> **What is required**: Of all the lines in the material, how many include the word "value"? Reply with the number alone.

── Records for the task ──

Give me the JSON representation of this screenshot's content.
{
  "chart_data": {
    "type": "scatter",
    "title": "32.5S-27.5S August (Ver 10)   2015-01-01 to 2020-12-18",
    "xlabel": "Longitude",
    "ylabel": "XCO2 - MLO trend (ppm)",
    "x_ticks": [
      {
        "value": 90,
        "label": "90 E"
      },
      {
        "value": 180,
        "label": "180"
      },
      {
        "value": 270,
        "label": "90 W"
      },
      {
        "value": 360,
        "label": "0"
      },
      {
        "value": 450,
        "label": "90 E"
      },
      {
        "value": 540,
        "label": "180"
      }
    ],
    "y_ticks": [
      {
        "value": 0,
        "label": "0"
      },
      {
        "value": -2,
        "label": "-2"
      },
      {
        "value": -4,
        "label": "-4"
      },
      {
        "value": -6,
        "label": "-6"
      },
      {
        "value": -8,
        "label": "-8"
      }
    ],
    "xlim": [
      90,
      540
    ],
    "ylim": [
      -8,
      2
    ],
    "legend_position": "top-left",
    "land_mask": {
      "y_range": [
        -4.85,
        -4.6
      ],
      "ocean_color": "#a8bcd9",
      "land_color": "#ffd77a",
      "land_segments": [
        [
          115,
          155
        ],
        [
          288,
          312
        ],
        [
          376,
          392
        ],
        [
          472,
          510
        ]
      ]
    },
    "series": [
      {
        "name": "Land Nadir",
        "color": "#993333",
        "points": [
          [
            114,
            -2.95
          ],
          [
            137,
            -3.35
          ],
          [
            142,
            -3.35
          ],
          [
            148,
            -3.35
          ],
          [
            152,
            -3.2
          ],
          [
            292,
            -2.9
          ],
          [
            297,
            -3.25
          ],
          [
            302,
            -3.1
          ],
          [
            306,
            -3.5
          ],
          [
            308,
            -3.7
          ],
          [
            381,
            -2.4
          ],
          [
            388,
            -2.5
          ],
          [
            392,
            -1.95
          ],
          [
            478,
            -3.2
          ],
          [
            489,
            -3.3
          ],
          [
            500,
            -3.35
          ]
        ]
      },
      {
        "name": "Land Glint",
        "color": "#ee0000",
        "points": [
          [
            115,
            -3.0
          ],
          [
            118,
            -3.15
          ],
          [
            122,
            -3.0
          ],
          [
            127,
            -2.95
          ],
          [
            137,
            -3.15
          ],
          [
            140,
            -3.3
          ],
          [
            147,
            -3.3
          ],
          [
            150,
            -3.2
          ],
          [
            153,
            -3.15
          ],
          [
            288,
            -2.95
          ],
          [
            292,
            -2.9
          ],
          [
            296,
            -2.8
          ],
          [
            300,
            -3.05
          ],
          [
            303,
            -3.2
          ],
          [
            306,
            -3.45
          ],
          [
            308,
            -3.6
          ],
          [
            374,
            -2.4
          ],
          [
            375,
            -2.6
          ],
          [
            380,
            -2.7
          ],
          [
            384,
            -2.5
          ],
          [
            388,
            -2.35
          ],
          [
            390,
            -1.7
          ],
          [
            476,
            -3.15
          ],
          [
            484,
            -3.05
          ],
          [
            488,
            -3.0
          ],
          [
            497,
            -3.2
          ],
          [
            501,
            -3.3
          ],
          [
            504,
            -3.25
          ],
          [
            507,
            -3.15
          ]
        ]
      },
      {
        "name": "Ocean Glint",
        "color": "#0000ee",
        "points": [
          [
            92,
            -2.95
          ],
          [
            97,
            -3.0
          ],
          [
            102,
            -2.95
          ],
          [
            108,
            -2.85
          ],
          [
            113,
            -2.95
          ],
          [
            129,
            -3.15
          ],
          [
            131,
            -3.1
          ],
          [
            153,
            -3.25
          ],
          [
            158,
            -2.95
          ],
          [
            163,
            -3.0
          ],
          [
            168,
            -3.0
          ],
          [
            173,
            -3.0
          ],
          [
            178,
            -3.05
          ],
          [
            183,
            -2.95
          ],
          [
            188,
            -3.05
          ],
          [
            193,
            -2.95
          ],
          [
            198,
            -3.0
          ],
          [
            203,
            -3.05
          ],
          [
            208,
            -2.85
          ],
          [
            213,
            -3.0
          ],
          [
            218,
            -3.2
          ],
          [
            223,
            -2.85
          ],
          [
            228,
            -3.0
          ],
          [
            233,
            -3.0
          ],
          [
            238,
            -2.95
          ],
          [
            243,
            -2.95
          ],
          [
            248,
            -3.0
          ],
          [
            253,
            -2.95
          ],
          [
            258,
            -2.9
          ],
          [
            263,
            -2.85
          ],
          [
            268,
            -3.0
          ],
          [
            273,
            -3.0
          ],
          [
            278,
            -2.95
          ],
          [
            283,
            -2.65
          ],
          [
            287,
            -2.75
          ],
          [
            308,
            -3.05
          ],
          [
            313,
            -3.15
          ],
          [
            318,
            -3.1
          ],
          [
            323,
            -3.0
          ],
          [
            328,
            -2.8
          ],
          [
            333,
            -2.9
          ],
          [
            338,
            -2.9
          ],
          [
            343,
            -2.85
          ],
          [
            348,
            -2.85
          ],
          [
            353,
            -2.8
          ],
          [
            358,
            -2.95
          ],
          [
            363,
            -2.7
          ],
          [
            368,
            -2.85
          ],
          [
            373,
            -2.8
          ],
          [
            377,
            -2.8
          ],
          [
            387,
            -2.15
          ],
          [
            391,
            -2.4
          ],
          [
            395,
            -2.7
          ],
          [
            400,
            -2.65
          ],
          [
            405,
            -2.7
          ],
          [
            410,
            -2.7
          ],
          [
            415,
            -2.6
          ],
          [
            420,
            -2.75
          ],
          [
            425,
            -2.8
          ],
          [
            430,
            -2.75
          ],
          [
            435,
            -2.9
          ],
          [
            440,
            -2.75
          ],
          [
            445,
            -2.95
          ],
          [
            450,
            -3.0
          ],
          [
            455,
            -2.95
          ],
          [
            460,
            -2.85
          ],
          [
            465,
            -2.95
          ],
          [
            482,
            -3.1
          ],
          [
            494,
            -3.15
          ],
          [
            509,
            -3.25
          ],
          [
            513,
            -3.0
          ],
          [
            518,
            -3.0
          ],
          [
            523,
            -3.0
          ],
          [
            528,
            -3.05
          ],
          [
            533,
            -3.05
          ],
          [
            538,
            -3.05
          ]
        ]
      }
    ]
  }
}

───

> **Task solution**: 11